§ WHAT IS REQUIRED: Filter the entries and keep only the lines where the string "color" appears.

--- start LISTED RECORDS ---

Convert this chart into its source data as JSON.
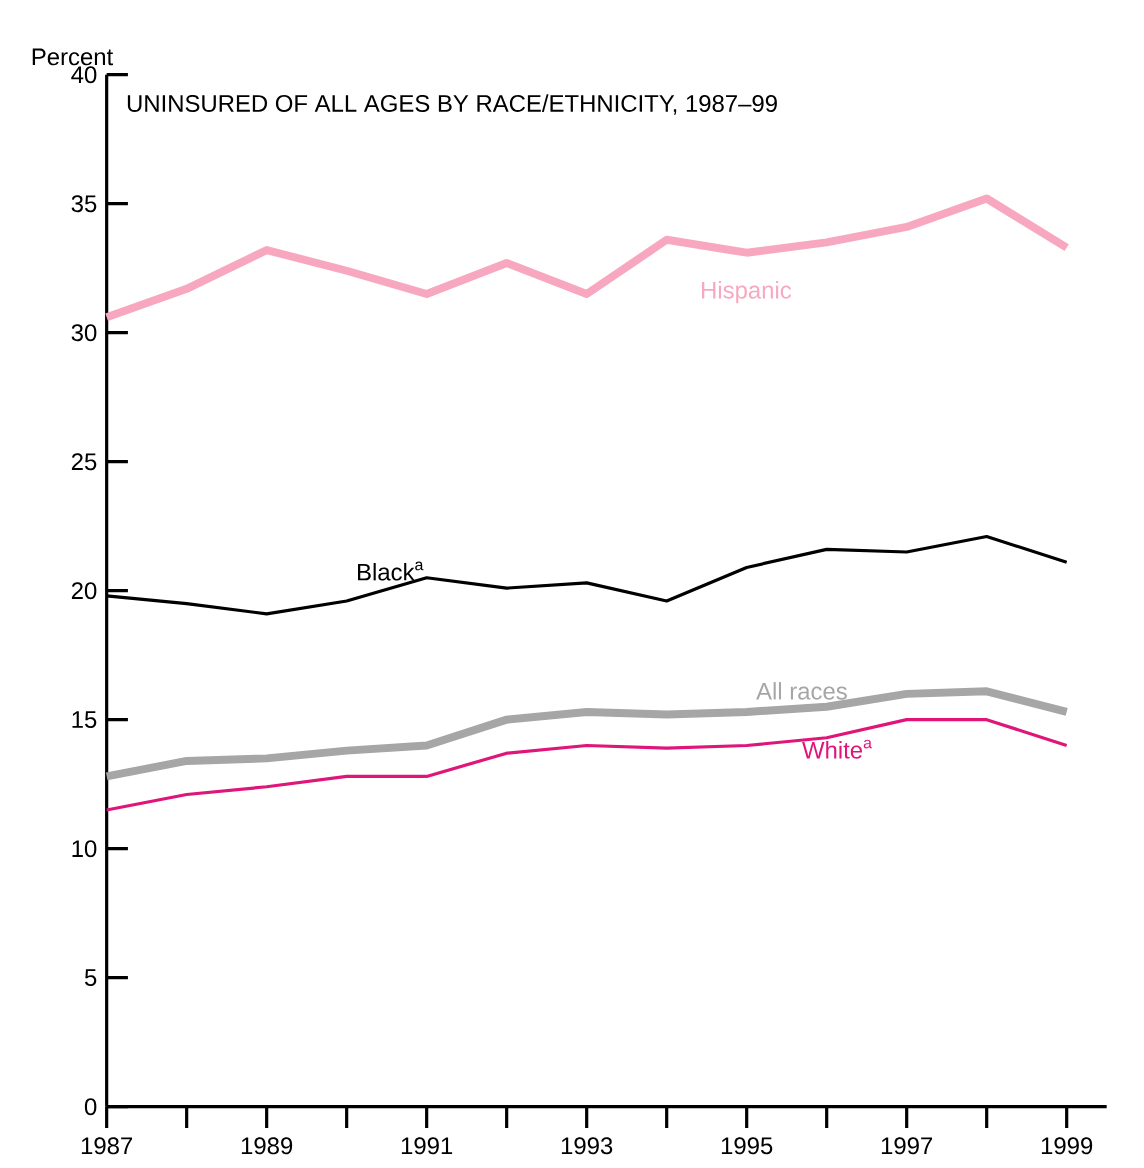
{
  "chart_data": {
    "type": "line",
    "title": "UNINSURED OF ALL AGES BY RACE/ETHNICITY, 1987–99",
    "ylabel": "Percent",
    "x": [
      1987,
      1988,
      1989,
      1990,
      1991,
      1992,
      1993,
      1994,
      1995,
      1996,
      1997,
      1998,
      1999
    ],
    "xlim": [
      1987,
      1999.5
    ],
    "ylim": [
      0,
      40
    ],
    "xticks": [
      1987,
      {
        "value": 1988,
        "label": null
      },
      1989,
      {
        "value": 1990,
        "label": null
      },
      1991,
      {
        "value": 1992,
        "label": null
      },
      1993,
      {
        "value": 1994,
        "label": null
      },
      1995,
      {
        "value": 1996,
        "label": null
      },
      1997,
      {
        "value": 1998,
        "label": null
      },
      1999
    ],
    "yticks": [
      0,
      5,
      10,
      15,
      20,
      25,
      30,
      35,
      40
    ],
    "grid": false,
    "marker": "none",
    "line_style": "solid",
    "series": [
      {
        "name": "Hispanic",
        "color": "#f7a8c0",
        "values": [
          30.6,
          31.7,
          33.2,
          32.4,
          31.5,
          32.7,
          31.5,
          33.6,
          33.1,
          33.5,
          34.1,
          35.2,
          33.3
        ]
      },
      {
        "name": "Black$^{a}$",
        "color": "#000000",
        "values": [
          19.8,
          19.5,
          19.1,
          19.6,
          20.5,
          20.1,
          20.3,
          19.6,
          20.9,
          21.6,
          21.5,
          22.1,
          21.1
        ]
      },
      {
        "name": "All races",
        "color": "#a6a6a6",
        "values": [
          12.8,
          13.4,
          13.5,
          13.8,
          14.0,
          15.0,
          15.3,
          15.2,
          15.3,
          15.5,
          16.0,
          16.1,
          15.3
        ]
      },
      {
        "name": "White$^{a}$",
        "color": "#e0157a",
        "values": [
          11.5,
          12.1,
          12.4,
          12.8,
          12.8,
          13.7,
          14.0,
          13.9,
          14.0,
          14.3,
          15.0,
          15.0,
          14.0
        ]
      }
    ]
  }
}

--- end LISTED RECORDS ---

§ THE RESPONSE:
        "color": "#f7a8c0",
        "color": "#000000",
        "color": "#a6a6a6",
        "color": "#e0157a",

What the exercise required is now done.